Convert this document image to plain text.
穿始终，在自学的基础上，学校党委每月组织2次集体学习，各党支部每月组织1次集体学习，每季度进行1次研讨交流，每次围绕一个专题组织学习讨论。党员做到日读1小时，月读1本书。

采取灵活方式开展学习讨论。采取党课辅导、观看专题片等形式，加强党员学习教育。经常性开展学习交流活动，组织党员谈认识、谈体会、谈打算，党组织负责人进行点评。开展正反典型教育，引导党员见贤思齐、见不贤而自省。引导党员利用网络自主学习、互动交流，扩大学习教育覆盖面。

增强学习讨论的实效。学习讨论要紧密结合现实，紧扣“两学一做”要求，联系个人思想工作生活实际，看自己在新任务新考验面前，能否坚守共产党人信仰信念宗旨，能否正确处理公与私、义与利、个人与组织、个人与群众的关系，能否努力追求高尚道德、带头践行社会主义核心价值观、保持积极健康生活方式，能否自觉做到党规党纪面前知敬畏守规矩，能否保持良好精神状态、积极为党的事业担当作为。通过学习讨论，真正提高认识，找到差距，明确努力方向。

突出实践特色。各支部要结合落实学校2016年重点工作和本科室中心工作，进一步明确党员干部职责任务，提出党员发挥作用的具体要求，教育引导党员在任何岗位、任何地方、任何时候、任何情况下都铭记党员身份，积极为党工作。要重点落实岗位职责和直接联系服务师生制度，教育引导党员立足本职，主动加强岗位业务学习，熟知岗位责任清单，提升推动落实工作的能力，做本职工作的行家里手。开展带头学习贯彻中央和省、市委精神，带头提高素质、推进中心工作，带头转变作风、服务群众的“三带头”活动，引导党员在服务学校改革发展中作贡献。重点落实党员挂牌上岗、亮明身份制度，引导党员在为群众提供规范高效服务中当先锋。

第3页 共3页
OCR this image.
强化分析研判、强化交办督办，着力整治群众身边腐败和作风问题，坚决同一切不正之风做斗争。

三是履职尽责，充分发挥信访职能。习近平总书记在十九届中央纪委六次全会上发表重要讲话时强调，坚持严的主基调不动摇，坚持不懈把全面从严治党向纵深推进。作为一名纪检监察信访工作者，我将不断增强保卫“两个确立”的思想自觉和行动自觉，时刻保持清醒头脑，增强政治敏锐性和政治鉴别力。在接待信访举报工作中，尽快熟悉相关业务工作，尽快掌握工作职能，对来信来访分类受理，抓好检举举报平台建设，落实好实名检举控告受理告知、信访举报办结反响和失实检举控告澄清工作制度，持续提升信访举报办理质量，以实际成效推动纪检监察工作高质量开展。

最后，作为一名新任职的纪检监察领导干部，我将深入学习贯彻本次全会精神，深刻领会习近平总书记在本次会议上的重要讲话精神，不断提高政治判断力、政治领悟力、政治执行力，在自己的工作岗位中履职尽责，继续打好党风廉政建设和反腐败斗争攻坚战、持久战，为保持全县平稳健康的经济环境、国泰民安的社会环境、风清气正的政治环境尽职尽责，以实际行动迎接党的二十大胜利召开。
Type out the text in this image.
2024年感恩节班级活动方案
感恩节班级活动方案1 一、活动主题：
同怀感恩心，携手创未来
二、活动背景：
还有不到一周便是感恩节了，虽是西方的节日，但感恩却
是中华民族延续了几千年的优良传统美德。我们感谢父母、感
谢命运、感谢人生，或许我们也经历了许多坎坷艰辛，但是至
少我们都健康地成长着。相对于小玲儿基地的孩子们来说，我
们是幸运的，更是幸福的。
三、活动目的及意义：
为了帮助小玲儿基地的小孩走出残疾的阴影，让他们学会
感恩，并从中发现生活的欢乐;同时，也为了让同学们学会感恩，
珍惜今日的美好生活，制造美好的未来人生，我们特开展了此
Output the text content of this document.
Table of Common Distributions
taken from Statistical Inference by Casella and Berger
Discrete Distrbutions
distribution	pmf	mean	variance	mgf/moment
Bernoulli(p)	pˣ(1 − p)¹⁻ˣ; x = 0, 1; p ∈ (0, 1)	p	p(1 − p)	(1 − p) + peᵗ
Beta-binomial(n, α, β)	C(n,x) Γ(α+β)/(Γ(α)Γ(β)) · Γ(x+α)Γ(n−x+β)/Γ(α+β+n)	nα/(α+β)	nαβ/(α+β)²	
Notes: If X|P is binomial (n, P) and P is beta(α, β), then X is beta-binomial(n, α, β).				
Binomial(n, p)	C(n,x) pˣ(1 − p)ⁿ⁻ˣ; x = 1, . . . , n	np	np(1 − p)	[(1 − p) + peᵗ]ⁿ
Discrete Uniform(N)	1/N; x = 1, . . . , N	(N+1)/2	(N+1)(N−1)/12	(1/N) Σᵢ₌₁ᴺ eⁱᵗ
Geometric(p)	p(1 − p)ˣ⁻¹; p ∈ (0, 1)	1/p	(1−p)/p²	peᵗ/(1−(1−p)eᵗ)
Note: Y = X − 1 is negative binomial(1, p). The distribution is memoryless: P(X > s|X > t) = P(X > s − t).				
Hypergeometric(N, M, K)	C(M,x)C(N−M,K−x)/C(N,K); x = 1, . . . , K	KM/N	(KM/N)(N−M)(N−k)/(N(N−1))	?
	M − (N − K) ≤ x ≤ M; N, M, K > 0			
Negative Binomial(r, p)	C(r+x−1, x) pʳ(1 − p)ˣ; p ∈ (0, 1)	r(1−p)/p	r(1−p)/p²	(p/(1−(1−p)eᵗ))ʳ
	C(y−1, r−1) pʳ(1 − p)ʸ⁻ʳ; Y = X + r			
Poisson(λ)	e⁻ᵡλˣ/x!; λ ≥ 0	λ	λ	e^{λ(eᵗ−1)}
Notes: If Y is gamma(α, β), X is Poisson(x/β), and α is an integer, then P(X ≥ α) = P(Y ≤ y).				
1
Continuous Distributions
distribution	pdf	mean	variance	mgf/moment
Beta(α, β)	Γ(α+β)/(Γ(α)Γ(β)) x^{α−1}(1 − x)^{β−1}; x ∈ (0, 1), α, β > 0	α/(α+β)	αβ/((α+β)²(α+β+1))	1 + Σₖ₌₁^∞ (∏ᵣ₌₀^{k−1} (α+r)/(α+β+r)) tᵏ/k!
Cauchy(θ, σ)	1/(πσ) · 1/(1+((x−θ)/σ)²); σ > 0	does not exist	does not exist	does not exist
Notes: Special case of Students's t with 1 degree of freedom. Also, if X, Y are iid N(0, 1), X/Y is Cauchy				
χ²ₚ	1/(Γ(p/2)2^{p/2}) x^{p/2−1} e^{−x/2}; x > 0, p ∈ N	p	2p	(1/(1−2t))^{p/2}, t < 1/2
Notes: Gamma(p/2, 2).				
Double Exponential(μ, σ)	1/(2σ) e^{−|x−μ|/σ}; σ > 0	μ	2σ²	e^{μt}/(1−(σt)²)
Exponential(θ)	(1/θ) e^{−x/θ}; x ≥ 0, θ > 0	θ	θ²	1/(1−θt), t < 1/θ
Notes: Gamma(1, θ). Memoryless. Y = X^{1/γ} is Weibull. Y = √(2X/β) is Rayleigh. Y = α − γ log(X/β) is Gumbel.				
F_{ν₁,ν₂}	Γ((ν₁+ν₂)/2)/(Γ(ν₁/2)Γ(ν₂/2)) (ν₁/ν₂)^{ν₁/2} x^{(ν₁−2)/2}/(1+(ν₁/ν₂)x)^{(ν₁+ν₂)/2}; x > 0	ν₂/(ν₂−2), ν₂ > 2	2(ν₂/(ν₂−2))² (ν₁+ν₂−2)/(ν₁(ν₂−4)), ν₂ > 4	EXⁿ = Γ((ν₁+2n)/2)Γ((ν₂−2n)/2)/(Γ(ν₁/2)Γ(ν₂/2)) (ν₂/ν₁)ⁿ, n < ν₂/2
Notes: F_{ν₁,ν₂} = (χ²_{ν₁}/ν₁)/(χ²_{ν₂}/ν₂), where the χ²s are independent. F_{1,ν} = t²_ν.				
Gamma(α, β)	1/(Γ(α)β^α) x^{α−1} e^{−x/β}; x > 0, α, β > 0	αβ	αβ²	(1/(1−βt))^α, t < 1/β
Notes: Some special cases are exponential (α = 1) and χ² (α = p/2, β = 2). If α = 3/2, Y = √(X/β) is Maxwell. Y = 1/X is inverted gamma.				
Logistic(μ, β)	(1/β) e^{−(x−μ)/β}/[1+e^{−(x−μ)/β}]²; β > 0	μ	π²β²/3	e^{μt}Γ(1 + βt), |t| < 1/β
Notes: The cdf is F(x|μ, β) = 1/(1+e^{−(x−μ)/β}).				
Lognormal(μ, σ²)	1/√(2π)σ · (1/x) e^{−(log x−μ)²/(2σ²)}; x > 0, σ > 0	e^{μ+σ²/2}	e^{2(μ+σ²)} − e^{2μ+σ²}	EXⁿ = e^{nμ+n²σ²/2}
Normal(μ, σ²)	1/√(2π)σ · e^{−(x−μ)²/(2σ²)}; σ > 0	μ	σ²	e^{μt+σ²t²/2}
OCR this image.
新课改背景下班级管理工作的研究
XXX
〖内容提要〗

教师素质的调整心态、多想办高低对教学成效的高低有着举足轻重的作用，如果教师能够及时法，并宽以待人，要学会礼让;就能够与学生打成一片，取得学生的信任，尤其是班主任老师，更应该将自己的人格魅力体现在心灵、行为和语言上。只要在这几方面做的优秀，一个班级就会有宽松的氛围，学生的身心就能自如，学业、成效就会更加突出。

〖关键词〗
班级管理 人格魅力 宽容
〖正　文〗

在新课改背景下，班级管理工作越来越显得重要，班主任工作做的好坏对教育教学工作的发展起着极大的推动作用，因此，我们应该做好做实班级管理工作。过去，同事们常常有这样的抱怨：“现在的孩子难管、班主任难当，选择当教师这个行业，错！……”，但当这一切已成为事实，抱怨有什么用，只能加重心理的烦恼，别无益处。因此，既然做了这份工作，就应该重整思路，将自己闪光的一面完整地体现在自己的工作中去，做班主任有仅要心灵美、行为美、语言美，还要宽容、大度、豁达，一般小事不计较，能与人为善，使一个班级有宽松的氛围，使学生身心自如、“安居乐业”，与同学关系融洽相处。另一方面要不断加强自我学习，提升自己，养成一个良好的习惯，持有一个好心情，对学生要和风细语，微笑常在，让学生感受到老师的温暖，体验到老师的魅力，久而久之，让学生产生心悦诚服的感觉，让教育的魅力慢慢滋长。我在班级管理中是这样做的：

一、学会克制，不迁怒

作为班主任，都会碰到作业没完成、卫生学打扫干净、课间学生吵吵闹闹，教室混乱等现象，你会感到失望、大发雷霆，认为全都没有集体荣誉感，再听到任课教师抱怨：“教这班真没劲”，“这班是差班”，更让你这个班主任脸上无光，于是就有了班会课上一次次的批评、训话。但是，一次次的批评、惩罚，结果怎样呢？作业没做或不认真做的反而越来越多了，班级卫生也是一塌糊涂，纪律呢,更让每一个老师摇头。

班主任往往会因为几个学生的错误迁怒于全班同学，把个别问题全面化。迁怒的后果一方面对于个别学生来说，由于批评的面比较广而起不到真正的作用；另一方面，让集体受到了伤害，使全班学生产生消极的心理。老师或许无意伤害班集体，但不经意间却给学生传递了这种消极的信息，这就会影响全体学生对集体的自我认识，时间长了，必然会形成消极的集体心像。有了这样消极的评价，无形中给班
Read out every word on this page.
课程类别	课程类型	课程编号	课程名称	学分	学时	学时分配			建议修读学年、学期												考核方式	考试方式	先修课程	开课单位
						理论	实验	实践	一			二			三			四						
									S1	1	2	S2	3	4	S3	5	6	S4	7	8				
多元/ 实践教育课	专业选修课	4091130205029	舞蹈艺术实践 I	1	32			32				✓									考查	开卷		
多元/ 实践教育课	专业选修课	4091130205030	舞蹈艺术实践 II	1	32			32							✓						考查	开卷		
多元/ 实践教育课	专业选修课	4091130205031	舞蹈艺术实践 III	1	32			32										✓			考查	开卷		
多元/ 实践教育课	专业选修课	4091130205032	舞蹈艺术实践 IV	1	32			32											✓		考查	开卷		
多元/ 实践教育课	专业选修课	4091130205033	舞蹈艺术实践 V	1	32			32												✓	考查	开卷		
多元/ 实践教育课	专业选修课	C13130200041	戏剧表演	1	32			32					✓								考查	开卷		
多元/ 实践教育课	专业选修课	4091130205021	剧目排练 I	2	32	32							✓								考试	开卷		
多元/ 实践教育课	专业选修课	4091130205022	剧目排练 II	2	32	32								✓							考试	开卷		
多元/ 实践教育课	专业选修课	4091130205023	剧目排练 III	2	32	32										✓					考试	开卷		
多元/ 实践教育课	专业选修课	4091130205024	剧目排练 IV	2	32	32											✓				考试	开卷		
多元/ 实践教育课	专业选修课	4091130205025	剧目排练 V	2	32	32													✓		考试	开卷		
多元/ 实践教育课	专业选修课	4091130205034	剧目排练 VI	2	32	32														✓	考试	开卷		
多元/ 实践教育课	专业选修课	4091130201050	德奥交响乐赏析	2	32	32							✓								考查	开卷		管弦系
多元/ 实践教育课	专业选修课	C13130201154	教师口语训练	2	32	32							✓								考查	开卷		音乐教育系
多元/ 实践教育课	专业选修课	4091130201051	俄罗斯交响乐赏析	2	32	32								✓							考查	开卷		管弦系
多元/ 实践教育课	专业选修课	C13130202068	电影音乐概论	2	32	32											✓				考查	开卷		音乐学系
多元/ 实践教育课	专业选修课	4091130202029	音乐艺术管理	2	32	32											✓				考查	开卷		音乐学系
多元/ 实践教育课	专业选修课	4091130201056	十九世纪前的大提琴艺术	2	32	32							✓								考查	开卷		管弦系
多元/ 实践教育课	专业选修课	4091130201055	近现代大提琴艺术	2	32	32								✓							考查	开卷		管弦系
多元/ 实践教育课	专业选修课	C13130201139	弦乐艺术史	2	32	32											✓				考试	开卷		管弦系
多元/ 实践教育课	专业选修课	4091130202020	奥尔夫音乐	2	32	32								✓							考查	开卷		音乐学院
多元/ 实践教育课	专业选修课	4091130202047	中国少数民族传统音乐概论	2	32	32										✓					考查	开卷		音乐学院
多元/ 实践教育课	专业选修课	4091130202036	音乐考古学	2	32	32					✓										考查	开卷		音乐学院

> _WHAT IS EXPECTED_: Copy out all lines above that include the string "document".

> _RESPONSE_:
Convert this document image to plain text.
Output the text content of this document.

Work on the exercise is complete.